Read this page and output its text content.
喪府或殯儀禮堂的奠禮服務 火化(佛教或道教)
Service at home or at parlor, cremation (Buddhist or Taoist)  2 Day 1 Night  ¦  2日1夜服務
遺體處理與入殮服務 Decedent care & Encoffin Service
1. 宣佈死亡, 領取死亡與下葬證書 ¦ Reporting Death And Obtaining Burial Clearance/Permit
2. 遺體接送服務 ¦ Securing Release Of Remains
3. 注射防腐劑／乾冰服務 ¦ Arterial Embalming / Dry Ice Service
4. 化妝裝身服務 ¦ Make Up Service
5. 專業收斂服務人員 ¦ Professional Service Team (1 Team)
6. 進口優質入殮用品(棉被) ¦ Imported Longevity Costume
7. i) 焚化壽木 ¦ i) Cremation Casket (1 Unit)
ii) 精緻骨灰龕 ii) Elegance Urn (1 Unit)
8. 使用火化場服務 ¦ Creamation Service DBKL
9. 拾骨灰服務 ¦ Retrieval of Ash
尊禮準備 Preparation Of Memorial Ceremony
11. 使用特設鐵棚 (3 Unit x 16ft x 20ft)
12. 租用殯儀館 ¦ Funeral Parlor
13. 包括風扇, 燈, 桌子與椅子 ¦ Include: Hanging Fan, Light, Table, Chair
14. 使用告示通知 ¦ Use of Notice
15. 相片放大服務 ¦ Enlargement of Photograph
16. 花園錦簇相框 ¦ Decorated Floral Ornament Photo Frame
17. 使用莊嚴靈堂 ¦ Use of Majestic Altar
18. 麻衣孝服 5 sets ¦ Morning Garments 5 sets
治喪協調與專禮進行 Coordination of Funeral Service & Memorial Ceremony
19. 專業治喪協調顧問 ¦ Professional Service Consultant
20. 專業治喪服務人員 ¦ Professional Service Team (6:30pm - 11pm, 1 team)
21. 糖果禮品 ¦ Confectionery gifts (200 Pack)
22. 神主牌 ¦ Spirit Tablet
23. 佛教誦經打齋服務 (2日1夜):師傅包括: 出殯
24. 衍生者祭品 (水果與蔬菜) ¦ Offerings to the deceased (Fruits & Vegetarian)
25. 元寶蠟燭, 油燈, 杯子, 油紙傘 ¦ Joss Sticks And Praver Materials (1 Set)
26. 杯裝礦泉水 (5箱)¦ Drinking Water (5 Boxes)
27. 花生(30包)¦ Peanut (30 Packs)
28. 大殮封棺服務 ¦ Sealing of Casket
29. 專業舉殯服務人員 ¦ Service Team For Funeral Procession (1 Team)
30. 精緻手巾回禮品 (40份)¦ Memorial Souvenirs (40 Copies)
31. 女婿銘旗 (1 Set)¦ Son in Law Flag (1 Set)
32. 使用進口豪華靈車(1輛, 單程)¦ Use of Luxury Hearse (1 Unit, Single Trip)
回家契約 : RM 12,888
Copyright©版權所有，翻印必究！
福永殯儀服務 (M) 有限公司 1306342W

*Directions for this task*:
Your task is to transcribe the material exactly.

*Solution to the exercise*:
Read this page and output its text content.
喪府或殯儀禮堂的奠禮服務 火化(佛教或道教)
Service at home or at parlor, cremation (Buddhist or Taoist)  2 Day 1 Night  ¦  2日1夜服務
遺體處理與入殮服務 Decedent care & Encoffin Service
1. 宣佈死亡, 領取死亡與下葬證書 ¦ Reporting Death And Obtaining Burial Clearance/Permit
2. 遺體接送服務 ¦ Securing Release Of Remains
3. 注射防腐劑／乾冰服務 ¦ Arterial Embalming / Dry Ice Service
4. 化妝裝身服務 ¦ Make Up Service
5. 專業收斂服務人員 ¦ Professional Service Team (1 Team)
6. 進口優質入殮用品(棉被) ¦ Imported Longevity Costume
7. i) 焚化壽木 ¦ i) Cremation Casket (1 Unit)
ii) 精緻骨灰龕 ii) Elegance Urn (1 Unit)
8. 使用火化場服務 ¦ Creamation Service DBKL
9. 拾骨灰服務 ¦ Retrieval of Ash
尊禮準備 Preparation Of Memorial Ceremony
11. 使用特設鐵棚 (3 Unit x 16ft x 20ft)
12. 租用殯儀館 ¦ Funeral Parlor
13. 包括風扇, 燈, 桌子與椅子 ¦ Include: Hanging Fan, Light, Table, Chair
14. 使用告示通知 ¦ Use of Notice
15. 相片放大服務 ¦ Enlargement of Photograph
16. 花園錦簇相框 ¦ Decorated Floral Ornament Photo Frame
17. 使用莊嚴靈堂 ¦ Use of Majestic Altar
18. 麻衣孝服 5 sets ¦ Morning Garments 5 sets
治喪協調與專禮進行 Coordination of Funeral Service & Memorial Ceremony
19. 專業治喪協調顧問 ¦ Professional Service Consultant
20. 專業治喪服務人員 ¦ Professional Service Team (6:30pm - 11pm, 1 team)
21. 糖果禮品 ¦ Confectionery gifts (200 Pack)
22. 神主牌 ¦ Spirit Tablet
23. 佛教誦經打齋服務 (2日1夜):師傅包括: 出殯
24. 衍生者祭品 (水果與蔬菜) ¦ Offerings to the deceased (Fruits & Vegetarian)
25. 元寶蠟燭, 油燈, 杯子, 油紙傘 ¦ Joss Sticks And Praver Materials (1 Set)
26. 杯裝礦泉水 (5箱)¦ Drinking Water (5 Boxes)
27. 花生(30包)¦ Peanut (30 Packs)
28. 大殮封棺服務 ¦ Sealing of Casket
29. 專業舉殯服務人員 ¦ Service Team For Funeral Procession (1 Team)
30. 精緻手巾回禮品 (40份)¦ Memorial Souvenirs (40 Copies)
31. 女婿銘旗 (1 Set)¦ Son in Law Flag (1 Set)
32. 使用進口豪華靈車(1輛, 單程)¦ Use of Luxury Hearse (1 Unit, Single Trip)
回家契約 : RM 12,888
Copyright©版權所有，翻印必究！
福永殯儀服務 (M) 有限公司 1306342W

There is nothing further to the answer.